(Dataset items)
---------------
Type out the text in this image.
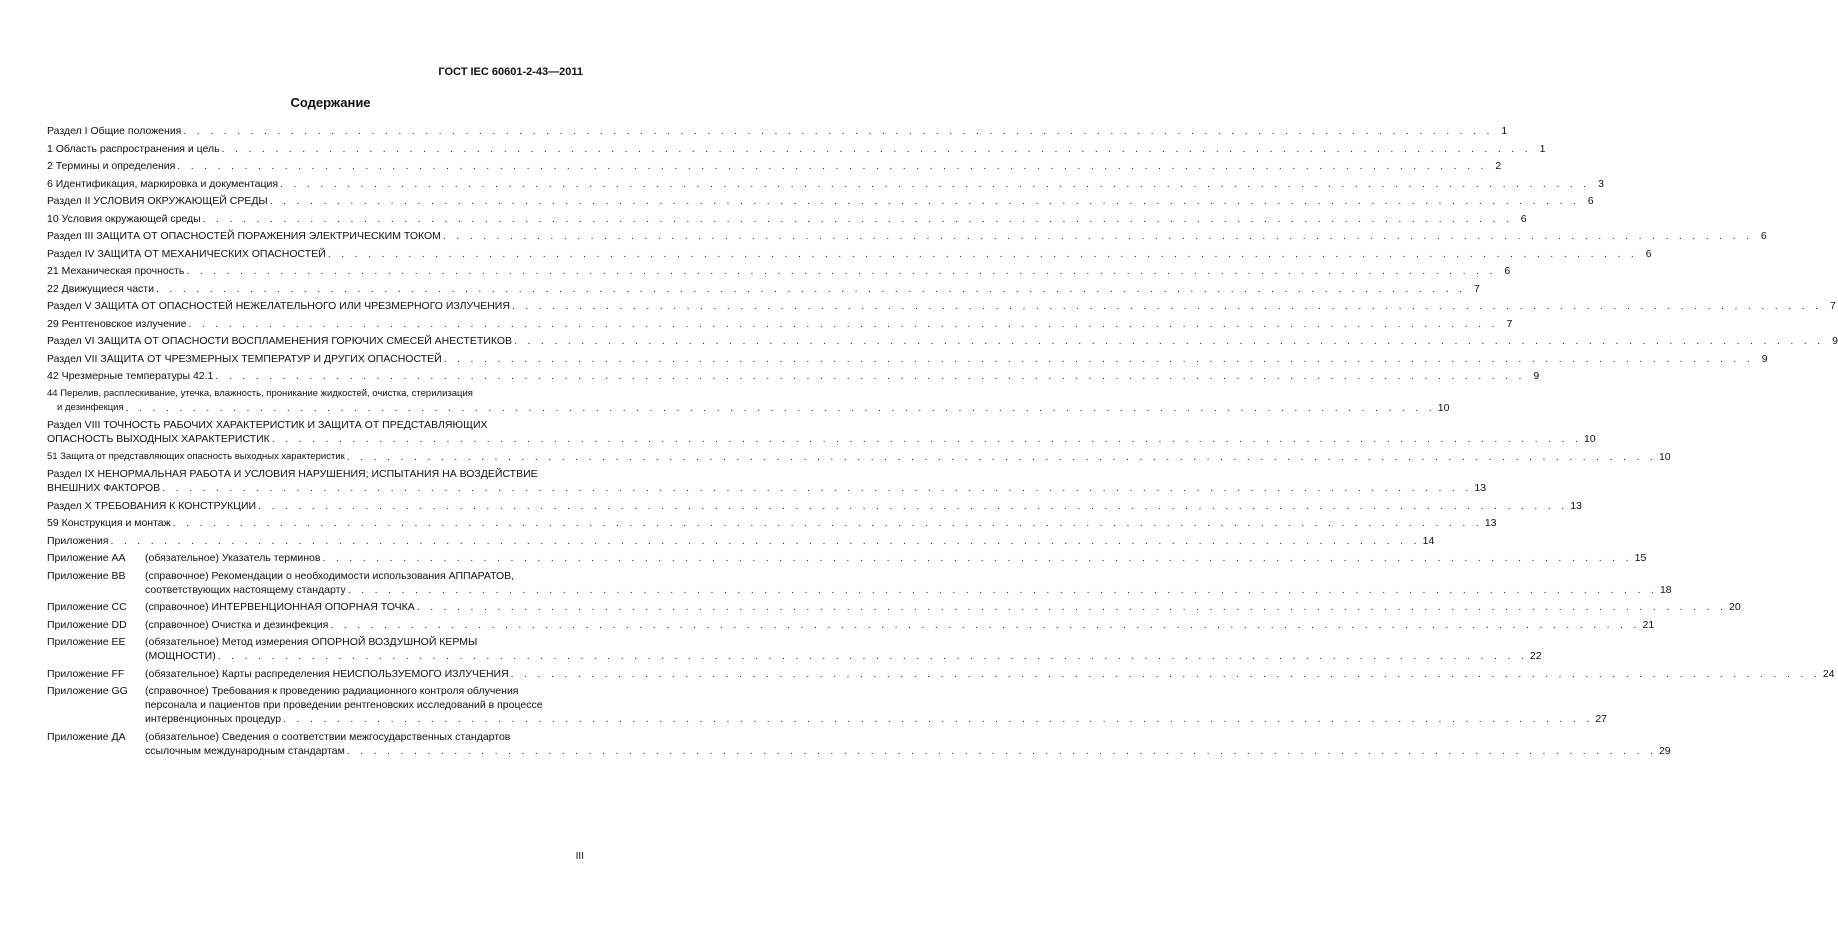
ГОСТ IEC 60601-2-43—2011
Содержание
Раздел I Общие положения . . . . . . . . . . . . . . . . . . . . . . . . . . . . . . . . . . . . . . . . . . . . . . . . . . . . . . . . . . . . . . . . . . . . . . . . . . . . . . . . . . . . . . . . . . . . . . . . . . 1
1 Область распространения и цель . . . . . . . . . . . . . . . . . . . . . . . . . . . . . . . . . . . . . . . . . . . . . . . . . . . . . . . . . . . . . . . . . . . . . . . . . . . . . . . . . . . . . . . . . . . . . . . . . . 1
2 Термины и определения . . . . . . . . . . . . . . . . . . . . . . . . . . . . . . . . . . . . . . . . . . . . . . . . . . . . . . . . . . . . . . . . . . . . . . . . . . . . . . . . . . . . . . . . . . . . . . . . . . 2
6 Идентификация, маркировка и документация . . . . . . . . . . . . . . . . . . . . . . . . . . . . . . . . . . . . . . . . . . . . . . . . . . . . . . . . . . . . . . . . . . . . . . . . . . . . . . . . . . . . . . . . . . . . . . . . . . 3
Раздел II УСЛОВИЯ ОКРУЖАЮЩЕЙ СРЕДЫ . . . . . . . . . . . . . . . . . . . . . . . . . . . . . . . . . . . . . . . . . . . . . . . . . . . . . . . . . . . . . . . . . . . . . . . . . . . . . . . . . . . . . . . . . . . . . . . . . . 6
10 Условия окружающей среды . . . . . . . . . . . . . . . . . . . . . . . . . . . . . . . . . . . . . . . . . . . . . . . . . . . . . . . . . . . . . . . . . . . . . . . . . . . . . . . . . . . . . . . . . . . . . . . . . . 6
Раздел III ЗАЩИТА ОТ ОПАСНОСТЕЙ ПОРАЖЕНИЯ ЭЛЕКТРИЧЕСКИМ ТОКОМ . . . . . . . . . . . . . . . . . . . . . . . . . . . . . . . . . . . . . . . . . . . . . . . . . . . . . . . . . . . . . . . . . . . . . . . . . . . . . . . . . . . . . . . . . . . . . . . . . . 6
Раздел IV ЗАЩИТА ОТ МЕХАНИЧЕСКИХ ОПАСНОСТЕЙ . . . . . . . . . . . . . . . . . . . . . . . . . . . . . . . . . . . . . . . . . . . . . . . . . . . . . . . . . . . . . . . . . . . . . . . . . . . . . . . . . . . . . . . . . . . . . . . . . . 6
21 Механическая прочность . . . . . . . . . . . . . . . . . . . . . . . . . . . . . . . . . . . . . . . . . . . . . . . . . . . . . . . . . . . . . . . . . . . . . . . . . . . . . . . . . . . . . . . . . . . . . . . . . . 6
22 Движущиеся части . . . . . . . . . . . . . . . . . . . . . . . . . . . . . . . . . . . . . . . . . . . . . . . . . . . . . . . . . . . . . . . . . . . . . . . . . . . . . . . . . . . . . . . . . . . . . . . . . . 7
Раздел V ЗАЩИТА ОТ ОПАСНОСТЕЙ НЕЖЕЛАТЕЛЬНОГО ИЛИ ЧРЕЗМЕРНОГО ИЗЛУЧЕНИЯ . . . . . . . . . . . . . . . . . . . . . . . . . . . . . . . . . . . . . . . . . . . . . . . . . . . . . . . . . . . . . . . . . . . . . . . . . . . . . . . . . . . . . . . . . . . . . . . . . . 7
29 Рентгеновское излучение . . . . . . . . . . . . . . . . . . . . . . . . . . . . . . . . . . . . . . . . . . . . . . . . . . . . . . . . . . . . . . . . . . . . . . . . . . . . . . . . . . . . . . . . . . . . . . . . . . 7
Раздел VI ЗАЩИТА ОТ ОПАСНОСТИ ВОСПЛАМЕНЕНИЯ ГОРЮЧИХ СМЕСЕЙ АНЕСТЕТИКОВ . . . . . . . . . . . . . . . . . . . . . . . . . . . . . . . . . . . . . . . . . . . . . . . . . . . . . . . . . . . . . . . . . . . . . . . . . . . . . . . . . . . . . . . . . . . . . . . . . . 9
Раздел VII ЗАЩИТА ОТ ЧРЕЗМЕРНЫХ ТЕМПЕРАТУР И ДРУГИХ ОПАСНОСТЕЙ . . . . . . . . . . . . . . . . . . . . . . . . . . . . . . . . . . . . . . . . . . . . . . . . . . . . . . . . . . . . . . . . . . . . . . . . . . . . . . . . . . . . . . . . . . . . . . . . . . 9
42 Чрезмерные температуры 42.1 . . . . . . . . . . . . . . . . . . . . . . . . . . . . . . . . . . . . . . . . . . . . . . . . . . . . . . . . . . . . . . . . . . . . . . . . . . . . . . . . . . . . . . . . . . . . . . . . . . 9
44 Перелив, расплескивание, утечка, влажность, проникание жидкостей, очистка, стерилизация
и дезинфекция . . . . . . . . . . . . . . . . . . . . . . . . . . . . . . . . . . . . . . . . . . . . . . . . . . . . . . . . . . . . . . . . . . . . . . . . . . . . . . . . . . . . . . . . . . . . . . . . . . 10
Раздел VIII ТОЧНОСТЬ РАБОЧИХ ХАРАКТЕРИСТИК И ЗАЩИТА ОТ ПРЕДСТАВЛЯЮЩИХ
ОПАСНОСТЬ ВЫХОДНЫХ ХАРАКТЕРИСТИК . . . . . . . . . . . . . . . . . . . . . . . . . . . . . . . . . . . . . . . . . . . . . . . . . . . . . . . . . . . . . . . . . . . . . . . . . . . . . . . . . . . . . . . . . . . . . . . . . . 10
51 Защита от представляющих опасность выходных характеристик . . . . . . . . . . . . . . . . . . . . . . . . . . . . . . . . . . . . . . . . . . . . . . . . . . . . . . . . . . . . . . . . . . . . . . . . . . . . . . . . . . . . . . . . . . . . . . . . . . 10
Раздел IX НЕНОРМАЛЬНАЯ РАБОТА И УСЛОВИЯ НАРУШЕНИЯ; ИСПЫТАНИЯ НА ВОЗДЕЙСТВИЕ
ВНЕШНИХ ФАКТОРОВ . . . . . . . . . . . . . . . . . . . . . . . . . . . . . . . . . . . . . . . . . . . . . . . . . . . . . . . . . . . . . . . . . . . . . . . . . . . . . . . . . . . . . . . . . . . . . . . . . . 13
Раздел X ТРЕБОВАНИЯ К КОНСТРУКЦИИ . . . . . . . . . . . . . . . . . . . . . . . . . . . . . . . . . . . . . . . . . . . . . . . . . . . . . . . . . . . . . . . . . . . . . . . . . . . . . . . . . . . . . . . . . . . . . . . . . . 13
59 Конструкция и монтаж . . . . . . . . . . . . . . . . . . . . . . . . . . . . . . . . . . . . . . . . . . . . . . . . . . . . . . . . . . . . . . . . . . . . . . . . . . . . . . . . . . . . . . . . . . . . . . . . . . 13
Приложения . . . . . . . . . . . . . . . . . . . . . . . . . . . . . . . . . . . . . . . . . . . . . . . . . . . . . . . . . . . . . . . . . . . . . . . . . . . . . . . . . . . . . . . . . . . . . . . . . . 14
Приложение АА	(обязательное) Указатель терминов . . . . . . . . . . . . . . . . . . . . . . . . . . . . . . . . . . . . . . . . . . . . . . . . . . . . . . . . . . . . . . . . . . . . . . . . . . . . . . . . . . . . . . . . . . . . . . . . . . 15
Приложение ВВ	(справочное) Рекомендации о необходимости использования АППАРАТОВ,
соответствующих настоящему стандарту . . . . . . . . . . . . . . . . . . . . . . . . . . . . . . . . . . . . . . . . . . . . . . . . . . . . . . . . . . . . . . . . . . . . . . . . . . . . . . . . . . . . . . . . . . . . . . . . . . 18
Приложение СС	(справочное) ИНТЕРВЕНЦИОННАЯ ОПОРНАЯ ТОЧКА . . . . . . . . . . . . . . . . . . . . . . . . . . . . . . . . . . . . . . . . . . . . . . . . . . . . . . . . . . . . . . . . . . . . . . . . . . . . . . . . . . . . . . . . . . . . . . . . . . 20
Приложение DD	(справочное) Очистка и дезинфекция . . . . . . . . . . . . . . . . . . . . . . . . . . . . . . . . . . . . . . . . . . . . . . . . . . . . . . . . . . . . . . . . . . . . . . . . . . . . . . . . . . . . . . . . . . . . . . . . . . 21
Приложение ЕЕ	(обязательное) Метод измерения ОПОРНОЙ ВОЗДУШНОЙ КЕРМЫ
(МОЩНОСТИ) . . . . . . . . . . . . . . . . . . . . . . . . . . . . . . . . . . . . . . . . . . . . . . . . . . . . . . . . . . . . . . . . . . . . . . . . . . . . . . . . . . . . . . . . . . . . . . . . . . 22
Приложение FF	(обязательное) Карты распределения НЕИСПОЛЬЗУЕМОГО ИЗЛУЧЕНИЯ . . . . . . . . . . . . . . . . . . . . . . . . . . . . . . . . . . . . . . . . . . . . . . . . . . . . . . . . . . . . . . . . . . . . . . . . . . . . . . . . . . . . . . . . . . . . . . . . . . 24
Приложение GG	(справочное) Требования к проведению радиационного контроля облучения
персонала и пациентов при проведении рентгеновских исследований в процессе
интервенционных процедур . . . . . . . . . . . . . . . . . . . . . . . . . . . . . . . . . . . . . . . . . . . . . . . . . . . . . . . . . . . . . . . . . . . . . . . . . . . . . . . . . . . . . . . . . . . . . . . . . . 27
Приложение ДА	(обязательное) Сведения о соответствии межгосударственных стандартов
ссылочным международным стандартам . . . . . . . . . . . . . . . . . . . . . . . . . . . . . . . . . . . . . . . . . . . . . . . . . . . . . . . . . . . . . . . . . . . . . . . . . . . . . . . . . . . . . . . . . . . . . . . . . . 29
III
---------------
◆ Exercise objective
Report the number of lines of the listing above that hold the string "Приложение", with no other text.

◆ Correct result
8